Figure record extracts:
————————

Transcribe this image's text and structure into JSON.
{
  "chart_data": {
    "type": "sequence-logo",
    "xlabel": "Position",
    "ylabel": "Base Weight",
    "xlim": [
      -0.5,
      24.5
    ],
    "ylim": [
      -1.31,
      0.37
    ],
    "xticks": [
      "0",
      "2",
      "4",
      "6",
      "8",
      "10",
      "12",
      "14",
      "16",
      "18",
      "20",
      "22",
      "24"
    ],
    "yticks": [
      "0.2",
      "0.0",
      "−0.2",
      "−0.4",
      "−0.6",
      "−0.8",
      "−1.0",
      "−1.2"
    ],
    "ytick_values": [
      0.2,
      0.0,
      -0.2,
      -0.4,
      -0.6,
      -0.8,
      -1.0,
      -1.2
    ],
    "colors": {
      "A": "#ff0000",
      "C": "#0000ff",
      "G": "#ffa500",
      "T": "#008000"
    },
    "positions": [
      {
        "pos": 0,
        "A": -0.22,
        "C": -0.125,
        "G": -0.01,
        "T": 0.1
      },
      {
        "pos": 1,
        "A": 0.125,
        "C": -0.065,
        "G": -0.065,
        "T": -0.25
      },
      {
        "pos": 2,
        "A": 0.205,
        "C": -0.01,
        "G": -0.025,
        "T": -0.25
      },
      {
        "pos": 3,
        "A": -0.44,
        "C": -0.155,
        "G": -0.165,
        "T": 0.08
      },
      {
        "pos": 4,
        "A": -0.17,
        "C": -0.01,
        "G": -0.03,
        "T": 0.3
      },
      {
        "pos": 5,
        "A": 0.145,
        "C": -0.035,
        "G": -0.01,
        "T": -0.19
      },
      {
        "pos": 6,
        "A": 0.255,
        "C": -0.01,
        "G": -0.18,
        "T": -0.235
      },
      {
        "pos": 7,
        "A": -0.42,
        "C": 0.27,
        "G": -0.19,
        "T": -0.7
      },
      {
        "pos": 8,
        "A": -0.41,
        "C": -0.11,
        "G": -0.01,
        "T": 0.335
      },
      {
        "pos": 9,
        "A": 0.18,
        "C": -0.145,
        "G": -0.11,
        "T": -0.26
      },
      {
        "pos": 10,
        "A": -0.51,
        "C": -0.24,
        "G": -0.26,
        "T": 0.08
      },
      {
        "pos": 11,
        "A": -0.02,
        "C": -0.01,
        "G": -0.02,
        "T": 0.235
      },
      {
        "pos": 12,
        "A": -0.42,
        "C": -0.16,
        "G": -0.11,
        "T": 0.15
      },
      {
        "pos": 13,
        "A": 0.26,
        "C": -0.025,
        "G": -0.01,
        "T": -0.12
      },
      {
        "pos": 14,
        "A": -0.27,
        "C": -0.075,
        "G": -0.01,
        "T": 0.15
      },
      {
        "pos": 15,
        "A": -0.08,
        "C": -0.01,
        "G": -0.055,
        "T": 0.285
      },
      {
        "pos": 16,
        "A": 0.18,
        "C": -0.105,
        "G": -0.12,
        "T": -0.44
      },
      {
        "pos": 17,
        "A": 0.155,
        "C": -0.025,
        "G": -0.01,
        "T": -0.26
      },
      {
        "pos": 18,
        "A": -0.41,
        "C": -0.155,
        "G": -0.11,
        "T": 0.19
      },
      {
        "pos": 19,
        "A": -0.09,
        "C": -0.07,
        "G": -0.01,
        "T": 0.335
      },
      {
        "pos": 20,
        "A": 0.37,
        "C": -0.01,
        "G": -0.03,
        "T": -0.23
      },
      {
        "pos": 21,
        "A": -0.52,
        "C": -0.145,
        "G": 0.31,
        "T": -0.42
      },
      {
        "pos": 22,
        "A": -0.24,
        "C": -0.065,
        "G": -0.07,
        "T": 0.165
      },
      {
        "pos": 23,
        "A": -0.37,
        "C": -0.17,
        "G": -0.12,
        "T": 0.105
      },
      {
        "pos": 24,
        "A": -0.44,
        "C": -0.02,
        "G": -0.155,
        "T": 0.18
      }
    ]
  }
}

————————

Stated exercise: Please give back all of the records exactly as written.

Response to this exercise:
Transcribe this image's text and structure into JSON.
{
  "chart_data": {
    "type": "sequence-logo",
    "xlabel": "Position",
    "ylabel": "Base Weight",
    "xlim": [
      -0.5,
      24.5
    ],
    "ylim": [
      -1.31,
      0.37
    ],
    "xticks": [
      "0",
      "2",
      "4",
      "6",
      "8",
      "10",
      "12",
      "14",
      "16",
      "18",
      "20",
      "22",
      "24"
    ],
    "yticks": [
      "0.2",
      "0.0",
      "−0.2",
      "−0.4",
      "−0.6",
      "−0.8",
      "−1.0",
      "−1.2"
    ],
    "ytick_values": [
      0.2,
      0.0,
      -0.2,
      -0.4,
      -0.6,
      -0.8,
      -1.0,
      -1.2
    ],
    "colors": {
      "A": "#ff0000",
      "C": "#0000ff",
      "G": "#ffa500",
      "T": "#008000"
    },
    "positions": [
      {
        "pos": 0,
        "A": -0.22,
        "C": -0.125,
        "G": -0.01,
        "T": 0.1
      },
      {
        "pos": 1,
        "A": 0.125,
        "C": -0.065,
        "G": -0.065,
        "T": -0.25
      },
      {
        "pos": 2,
        "A": 0.205,
        "C": -0.01,
        "G": -0.025,
        "T": -0.25
      },
      {
        "pos": 3,
        "A": -0.44,
        "C": -0.155,
        "G": -0.165,
        "T": 0.08
      },
      {
        "pos": 4,
        "A": -0.17,
        "C": -0.01,
        "G": -0.03,
        "T": 0.3
      },
      {
        "pos": 5,
        "A": 0.145,
        "C": -0.035,
        "G": -0.01,
        "T": -0.19
      },
      {
        "pos": 6,
        "A": 0.255,
        "C": -0.01,
        "G": -0.18,
        "T": -0.235
      },
      {
        "pos": 7,
        "A": -0.42,
        "C": 0.27,
        "G": -0.19,
        "T": -0.7
      },
      {
        "pos": 8,
        "A": -0.41,
        "C": -0.11,
        "G": -0.01,
        "T": 0.335
      },
      {
        "pos": 9,
        "A": 0.18,
        "C": -0.145,
        "G": -0.11,
        "T": -0.26
      },
      {
        "pos": 10,
        "A": -0.51,
        "C": -0.24,
        "G": -0.26,
        "T": 0.08
      },
      {
        "pos": 11,
        "A": -0.02,
        "C": -0.01,
        "G": -0.02,
        "T": 0.235
      },
      {
        "pos": 12,
        "A": -0.42,
        "C": -0.16,
        "G": -0.11,
        "T": 0.15
      },
      {
        "pos": 13,
        "A": 0.26,
        "C": -0.025,
        "G": -0.01,
        "T": -0.12
      },
      {
        "pos": 14,
        "A": -0.27,
        "C": -0.075,
        "G": -0.01,
        "T": 0.15
      },
      {
        "pos": 15,
        "A": -0.08,
        "C": -0.01,
        "G": -0.055,
        "T": 0.285
      },
      {
        "pos": 16,
        "A": 0.18,
        "C": -0.105,
        "G": -0.12,
        "T": -0.44
      },
      {
        "pos": 17,
        "A": 0.155,
        "C": -0.025,
        "G": -0.01,
        "T": -0.26
      },
      {
        "pos": 18,
        "A": -0.41,
        "C": -0.155,
        "G": -0.11,
        "T": 0.19
      },
      {
        "pos": 19,
        "A": -0.09,
        "C": -0.07,
        "G": -0.01,
        "T": 0.335
      },
      {
        "pos": 20,
        "A": 0.37,
        "C": -0.01,
        "G": -0.03,
        "T": -0.23
      },
      {
        "pos": 21,
        "A": -0.52,
        "C": -0.145,
        "G": 0.31,
        "T": -0.42
      },
      {
        "pos": 22,
        "A": -0.24,
        "C": -0.065,
        "G": -0.07,
        "T": 0.165
      },
      {
        "pos": 23,
        "A": -0.37,
        "C": -0.17,
        "G": -0.12,
        "T": 0.105
      },
      {
        "pos": 24,
        "A": -0.44,
        "C": -0.02,
        "G": -0.155,
        "T": 0.18
      }
    ]
  }
}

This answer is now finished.